[Part of a data file]
▼▼▼

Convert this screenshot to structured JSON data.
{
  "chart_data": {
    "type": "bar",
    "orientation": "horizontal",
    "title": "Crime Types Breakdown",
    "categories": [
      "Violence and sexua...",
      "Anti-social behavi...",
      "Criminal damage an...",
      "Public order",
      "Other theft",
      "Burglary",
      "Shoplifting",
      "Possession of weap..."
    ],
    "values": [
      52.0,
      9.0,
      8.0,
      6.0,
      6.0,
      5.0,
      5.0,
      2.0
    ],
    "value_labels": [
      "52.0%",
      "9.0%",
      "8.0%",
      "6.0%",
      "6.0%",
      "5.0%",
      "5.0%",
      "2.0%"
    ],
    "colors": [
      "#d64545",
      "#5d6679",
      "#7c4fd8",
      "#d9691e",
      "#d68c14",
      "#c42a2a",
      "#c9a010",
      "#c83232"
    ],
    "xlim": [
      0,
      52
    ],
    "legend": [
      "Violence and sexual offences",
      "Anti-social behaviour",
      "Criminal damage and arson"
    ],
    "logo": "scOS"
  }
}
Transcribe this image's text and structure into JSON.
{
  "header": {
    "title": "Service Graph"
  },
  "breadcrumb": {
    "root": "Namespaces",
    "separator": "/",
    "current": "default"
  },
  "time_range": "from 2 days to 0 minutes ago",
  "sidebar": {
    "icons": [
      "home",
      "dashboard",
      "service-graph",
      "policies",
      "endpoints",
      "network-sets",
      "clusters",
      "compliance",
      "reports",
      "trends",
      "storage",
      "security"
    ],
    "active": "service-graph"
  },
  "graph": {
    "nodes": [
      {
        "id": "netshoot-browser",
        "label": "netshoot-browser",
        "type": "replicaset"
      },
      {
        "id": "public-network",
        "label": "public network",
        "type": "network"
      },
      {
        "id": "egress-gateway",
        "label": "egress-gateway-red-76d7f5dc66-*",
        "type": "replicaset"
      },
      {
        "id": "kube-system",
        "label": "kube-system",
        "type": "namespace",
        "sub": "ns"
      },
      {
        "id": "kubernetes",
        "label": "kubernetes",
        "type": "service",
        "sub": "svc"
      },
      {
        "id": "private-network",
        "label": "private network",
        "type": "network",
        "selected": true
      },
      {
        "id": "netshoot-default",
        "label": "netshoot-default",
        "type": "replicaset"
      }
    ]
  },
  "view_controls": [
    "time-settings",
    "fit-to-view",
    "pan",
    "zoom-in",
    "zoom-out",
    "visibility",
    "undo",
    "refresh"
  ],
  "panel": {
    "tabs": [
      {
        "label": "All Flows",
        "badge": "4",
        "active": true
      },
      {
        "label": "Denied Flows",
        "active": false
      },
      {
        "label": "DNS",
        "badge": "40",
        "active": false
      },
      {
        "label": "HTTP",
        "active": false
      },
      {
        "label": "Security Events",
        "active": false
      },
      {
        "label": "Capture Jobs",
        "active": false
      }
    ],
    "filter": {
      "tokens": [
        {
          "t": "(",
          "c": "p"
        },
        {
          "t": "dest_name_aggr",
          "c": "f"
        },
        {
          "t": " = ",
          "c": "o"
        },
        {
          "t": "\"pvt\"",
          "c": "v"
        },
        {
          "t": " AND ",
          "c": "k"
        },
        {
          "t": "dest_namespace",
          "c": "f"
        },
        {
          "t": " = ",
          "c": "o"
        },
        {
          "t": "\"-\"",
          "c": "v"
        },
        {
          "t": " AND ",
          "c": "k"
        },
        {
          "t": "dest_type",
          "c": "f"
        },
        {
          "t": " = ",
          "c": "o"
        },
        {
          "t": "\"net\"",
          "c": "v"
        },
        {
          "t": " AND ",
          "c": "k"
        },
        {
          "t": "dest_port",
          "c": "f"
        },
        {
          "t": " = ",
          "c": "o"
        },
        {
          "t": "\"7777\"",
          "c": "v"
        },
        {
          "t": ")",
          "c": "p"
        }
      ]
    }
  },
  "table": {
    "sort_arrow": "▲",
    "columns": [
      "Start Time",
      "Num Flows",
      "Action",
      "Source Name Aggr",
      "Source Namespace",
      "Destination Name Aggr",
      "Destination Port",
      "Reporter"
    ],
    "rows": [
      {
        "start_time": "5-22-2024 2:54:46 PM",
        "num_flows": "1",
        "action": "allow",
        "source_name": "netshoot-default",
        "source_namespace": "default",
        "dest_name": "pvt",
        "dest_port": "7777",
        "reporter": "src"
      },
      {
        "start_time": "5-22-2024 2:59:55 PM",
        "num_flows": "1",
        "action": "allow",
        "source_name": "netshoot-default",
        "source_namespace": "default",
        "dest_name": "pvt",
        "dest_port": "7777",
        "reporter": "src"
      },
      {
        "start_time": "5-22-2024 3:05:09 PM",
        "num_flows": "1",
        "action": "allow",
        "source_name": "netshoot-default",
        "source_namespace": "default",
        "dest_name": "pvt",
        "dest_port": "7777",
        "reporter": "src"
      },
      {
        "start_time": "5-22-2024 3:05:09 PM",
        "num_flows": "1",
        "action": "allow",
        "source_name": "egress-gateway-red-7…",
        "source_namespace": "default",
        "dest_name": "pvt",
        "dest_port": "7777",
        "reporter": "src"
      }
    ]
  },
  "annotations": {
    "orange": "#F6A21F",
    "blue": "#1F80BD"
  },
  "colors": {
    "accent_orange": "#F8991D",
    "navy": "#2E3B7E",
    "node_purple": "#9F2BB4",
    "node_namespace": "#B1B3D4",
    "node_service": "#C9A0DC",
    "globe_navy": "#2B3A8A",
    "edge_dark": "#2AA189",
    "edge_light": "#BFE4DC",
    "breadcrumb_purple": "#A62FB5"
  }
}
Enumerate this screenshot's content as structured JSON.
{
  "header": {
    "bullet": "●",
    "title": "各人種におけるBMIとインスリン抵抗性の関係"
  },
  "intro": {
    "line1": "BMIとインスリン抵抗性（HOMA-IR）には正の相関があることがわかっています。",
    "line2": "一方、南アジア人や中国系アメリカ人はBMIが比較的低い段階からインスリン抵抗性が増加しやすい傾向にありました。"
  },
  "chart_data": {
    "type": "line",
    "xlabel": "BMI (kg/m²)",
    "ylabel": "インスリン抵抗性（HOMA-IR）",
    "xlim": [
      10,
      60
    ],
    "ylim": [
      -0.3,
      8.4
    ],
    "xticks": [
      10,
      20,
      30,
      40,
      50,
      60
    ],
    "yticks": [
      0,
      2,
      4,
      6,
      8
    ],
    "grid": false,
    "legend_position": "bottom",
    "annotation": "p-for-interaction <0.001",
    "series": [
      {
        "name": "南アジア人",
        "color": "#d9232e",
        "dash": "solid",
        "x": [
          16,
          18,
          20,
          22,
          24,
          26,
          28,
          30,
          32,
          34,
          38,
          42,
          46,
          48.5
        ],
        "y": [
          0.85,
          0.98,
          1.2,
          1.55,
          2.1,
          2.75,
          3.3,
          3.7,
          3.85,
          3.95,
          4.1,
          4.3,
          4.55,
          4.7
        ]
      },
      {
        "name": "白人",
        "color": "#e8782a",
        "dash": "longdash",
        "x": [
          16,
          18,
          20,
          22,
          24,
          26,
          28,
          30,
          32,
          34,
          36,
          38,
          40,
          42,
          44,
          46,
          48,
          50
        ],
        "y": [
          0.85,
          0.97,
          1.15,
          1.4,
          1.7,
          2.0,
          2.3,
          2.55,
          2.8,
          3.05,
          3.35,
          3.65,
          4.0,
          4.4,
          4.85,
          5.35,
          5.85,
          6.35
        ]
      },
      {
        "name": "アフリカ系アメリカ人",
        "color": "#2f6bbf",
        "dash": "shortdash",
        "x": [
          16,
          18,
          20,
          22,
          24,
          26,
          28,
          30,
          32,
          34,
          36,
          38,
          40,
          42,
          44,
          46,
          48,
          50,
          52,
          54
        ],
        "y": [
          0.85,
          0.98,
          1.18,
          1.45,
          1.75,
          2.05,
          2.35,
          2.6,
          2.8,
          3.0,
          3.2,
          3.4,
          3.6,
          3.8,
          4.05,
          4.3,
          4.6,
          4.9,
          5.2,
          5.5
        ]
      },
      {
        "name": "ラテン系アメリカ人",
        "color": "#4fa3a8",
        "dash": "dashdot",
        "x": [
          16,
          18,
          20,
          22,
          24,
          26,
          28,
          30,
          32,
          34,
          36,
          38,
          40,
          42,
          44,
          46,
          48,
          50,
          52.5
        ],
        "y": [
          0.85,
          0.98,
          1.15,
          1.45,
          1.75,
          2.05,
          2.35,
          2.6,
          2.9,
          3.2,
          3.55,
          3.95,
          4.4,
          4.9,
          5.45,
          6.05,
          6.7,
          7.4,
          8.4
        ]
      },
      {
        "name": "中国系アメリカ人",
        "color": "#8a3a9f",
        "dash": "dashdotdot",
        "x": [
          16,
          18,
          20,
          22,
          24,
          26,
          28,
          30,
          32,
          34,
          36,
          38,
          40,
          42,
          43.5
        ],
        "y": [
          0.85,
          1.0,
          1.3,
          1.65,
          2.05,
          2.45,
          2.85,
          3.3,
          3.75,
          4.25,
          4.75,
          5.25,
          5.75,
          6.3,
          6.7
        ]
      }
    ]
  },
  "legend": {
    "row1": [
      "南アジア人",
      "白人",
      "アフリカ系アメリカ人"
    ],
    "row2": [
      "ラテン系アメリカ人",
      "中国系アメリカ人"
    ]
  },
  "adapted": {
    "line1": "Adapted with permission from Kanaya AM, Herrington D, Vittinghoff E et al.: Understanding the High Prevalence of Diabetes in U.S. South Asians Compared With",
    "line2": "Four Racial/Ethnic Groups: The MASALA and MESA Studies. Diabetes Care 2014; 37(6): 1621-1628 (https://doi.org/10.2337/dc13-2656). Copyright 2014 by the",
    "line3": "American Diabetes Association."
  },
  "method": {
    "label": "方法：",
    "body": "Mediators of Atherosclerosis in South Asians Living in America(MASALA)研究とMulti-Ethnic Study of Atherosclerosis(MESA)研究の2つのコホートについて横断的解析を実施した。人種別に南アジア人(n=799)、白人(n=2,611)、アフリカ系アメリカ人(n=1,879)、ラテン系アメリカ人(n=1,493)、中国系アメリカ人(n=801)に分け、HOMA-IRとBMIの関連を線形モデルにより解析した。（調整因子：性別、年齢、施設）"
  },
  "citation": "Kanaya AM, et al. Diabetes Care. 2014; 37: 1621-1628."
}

▲▲▲

Exercise description ->
Copy whichever lines in the listing above contain the word "netshoot".

Task output ->
        "id": "netshoot-browser",
        "label": "netshoot-browser",
        "id": "netshoot-default",
        "label": "netshoot-default",
        "source_name": "netshoot-default",
        "source_name": "netshoot-default",
        "source_name": "netshoot-default",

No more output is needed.